> [Aim] Collect all lines containing the word "Count" from the data.

> [Source records]

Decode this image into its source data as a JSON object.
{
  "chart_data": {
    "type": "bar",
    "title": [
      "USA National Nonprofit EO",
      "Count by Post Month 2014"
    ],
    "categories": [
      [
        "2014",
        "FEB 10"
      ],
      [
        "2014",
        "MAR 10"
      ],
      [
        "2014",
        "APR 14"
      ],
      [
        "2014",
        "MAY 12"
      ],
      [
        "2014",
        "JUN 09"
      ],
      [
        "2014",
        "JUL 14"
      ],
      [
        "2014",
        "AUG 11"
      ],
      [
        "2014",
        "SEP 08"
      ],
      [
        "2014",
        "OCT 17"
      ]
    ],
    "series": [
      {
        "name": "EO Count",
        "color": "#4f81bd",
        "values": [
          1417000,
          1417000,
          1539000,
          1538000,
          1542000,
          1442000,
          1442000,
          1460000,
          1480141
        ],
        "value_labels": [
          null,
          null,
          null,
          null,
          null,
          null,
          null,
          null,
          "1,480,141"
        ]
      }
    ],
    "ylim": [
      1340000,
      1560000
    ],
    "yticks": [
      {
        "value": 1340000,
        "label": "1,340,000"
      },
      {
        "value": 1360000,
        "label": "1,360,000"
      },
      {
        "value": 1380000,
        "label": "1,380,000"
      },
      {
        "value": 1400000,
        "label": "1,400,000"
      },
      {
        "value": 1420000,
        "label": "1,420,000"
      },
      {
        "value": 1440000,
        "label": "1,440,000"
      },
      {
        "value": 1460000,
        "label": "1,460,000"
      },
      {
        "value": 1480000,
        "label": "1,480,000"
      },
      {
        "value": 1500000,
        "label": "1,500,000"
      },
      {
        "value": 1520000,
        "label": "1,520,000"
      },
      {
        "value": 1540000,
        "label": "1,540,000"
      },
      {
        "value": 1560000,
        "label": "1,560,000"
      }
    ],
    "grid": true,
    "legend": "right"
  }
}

> [Answer to this problem]
      "Count by Post Month 2014"
        "name": "EO Count",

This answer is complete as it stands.